* EXERCISE TASK
The entries below should be quoted exactly, with no pictures carried over.

* INPUT FOR THIS TASK

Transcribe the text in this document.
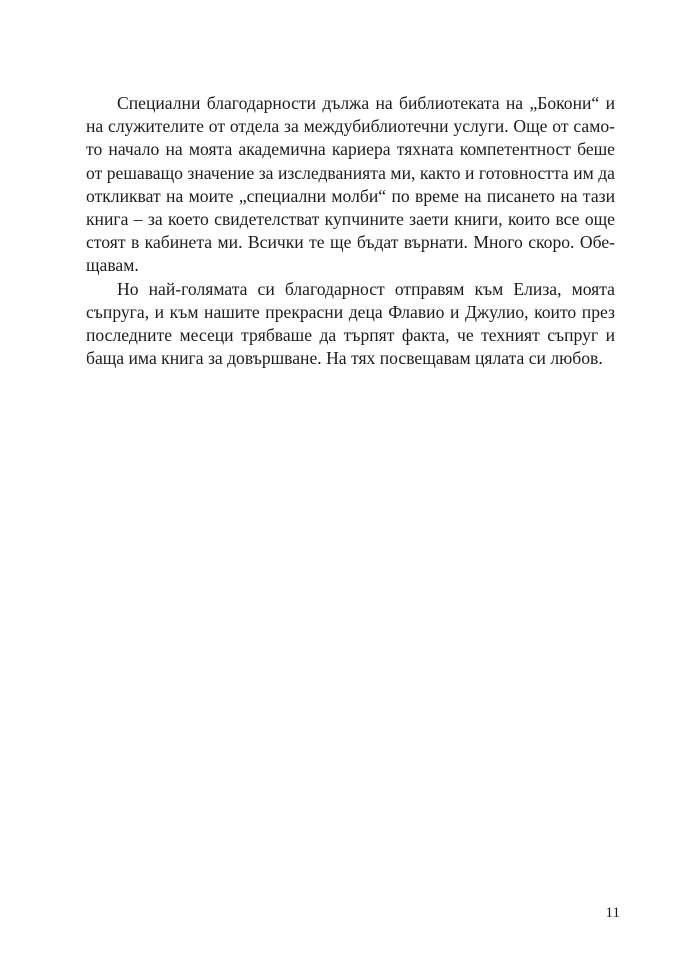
Специални благодарности дължа на библиотеката на „Бокони“ и
на служителите от отдела за междубиблиотечни услуги. Още от само-
то начало на моята академична кариера тяхната компетентност беше
от решаващо значение за изследванията ми, както и готовността им да
откликват на моите „специални молби“ по време на писането на тази
книга – за което свидетелстват купчините заети книги, които все още
стоят в кабинета ми. Всички те ще бъдат върнати. Много скоро. Обе-
щавам.
Но най-голямата си благодарност отправям към Елиза, моята
съпруга, и към нашите прекрасни деца Флавио и Джулио, които през
последните месеци трябваше да търпят факта, че техният съпруг и
баща има книга за довършване. На тях посвещавам цялата си любов.
11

* FINAL RESULT
Transcribe the text in this document.
Специални благодарности дължа на библиотеката на „Бокони“ и
на служителите от отдела за междубиблиотечни услуги. Още от само-
то начало на моята академична кариера тяхната компетентност беше
от решаващо значение за изследванията ми, както и готовността им да
откликват на моите „специални молби“ по време на писането на тази
книга – за което свидетелстват купчините заети книги, които все още
стоят в кабинета ми. Всички те ще бъдат върнати. Много скоро. Обе-
щавам.
Но най-голямата си благодарност отправям към Елиза, моята
съпруга, и към нашите прекрасни деца Флавио и Джулио, които през
последните месеци трябваше да търпят факта, че техният съпруг и
баща има книга за довършване. На тях посвещавам цялата си любов.
11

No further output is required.